** start EXCERPTED PASSAGE **

You can also adopt them with the Co-op, as described above. It will allow your OER materials to appear on the “My Textbooks” tab in Canvas with the rest of their textbooks at no additional cost.

  • Faculty members choose, without restriction, their textbook and any related course materials for their classes.
  • If an instructor is comfortable using a digital course materials, including the textbook if applicable, then the ISBN for the digital LTA version of chosen materials can be obtained from the Co-op or from a publisher’s representative. This ISBN is then entered into the same textbook adoption system that has been run by the University Co-op for many years.
  • The LTA price is guaranteed to be the lowest commercially available price for the material, but if a non-digital printed version is preferred by the instructor, they will choose the non-LTA version, same as before.
  • If the instructor selects the LTA version, the course and its students are automatically included in the LTA program. Students are opted in to the LTA course materials by default, but can easily opt out to pursue other options as described below.
  • For non-commercial materials (OER), the instructor can still choose to adopt them through the Co-op’s adoption system, if they choose. That will allow the materials to be read in a new section of the course’s Canvas site called “MyTextbooks.”
  • LTA materials are available to students as soon as the class page of Canvas is made active, which should be no later than the first class day.
    • Students can use OER materials from then on, in accordance with the OER license applied.
    • Students can use commercial LTA materials at no cost and without obligation during the opt-out period, which at UT Austin goes until the end of the 12th class day.
  • Students can opt out of any LTA materials through the My Textbooks tab in Canvas and, even more easily, using a link that is sent to all students enrolled in an LTA class by the University Co-op. They may opt out of some and stay opted in to others, as they choose.

** end EXCERPTED PASSAGE **

- **LIST OF TASKS**:
1/ Write out the part of the textbook adoption passage starting with "You can also" and going on through "for their classes.".
2/ In the textbook adoption passage, what reason is given for an instructor to adopt OER materials through the Co-op?

** start DATA LINES **

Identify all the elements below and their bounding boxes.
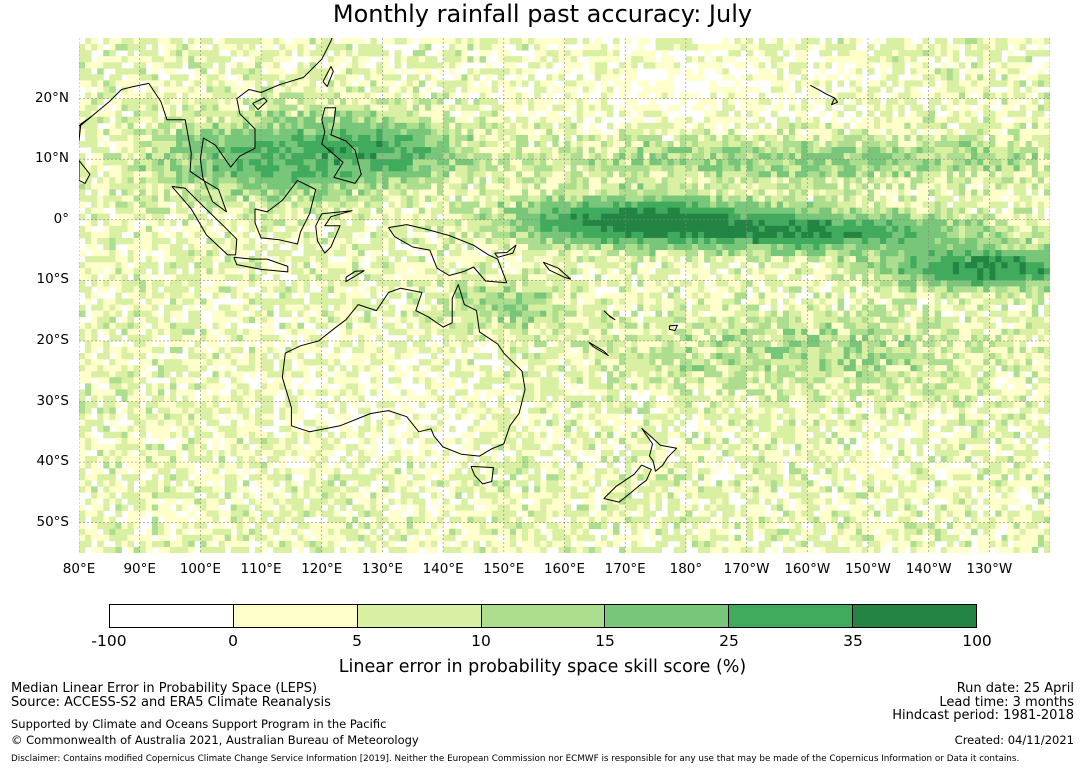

** end DATA LINES **

- **RESPONSES PER TASK**:
1/
You can also adopt them with the Co-op, as described above. It will allow your OER materials to appear on the “My Textbooks” tab in Canvas with the rest of their textbooks at no additional cost.

  • Faculty members choose, without restriction, their textbook and any related course materials for their classes.

2/ Adopting OER materials through the Co-op's adoption system lets them appear on the "My Textbooks" tab in Canvas with the rest of the students' textbooks at no additional cost. The materials can then be read in that new section of the course's Canvas site.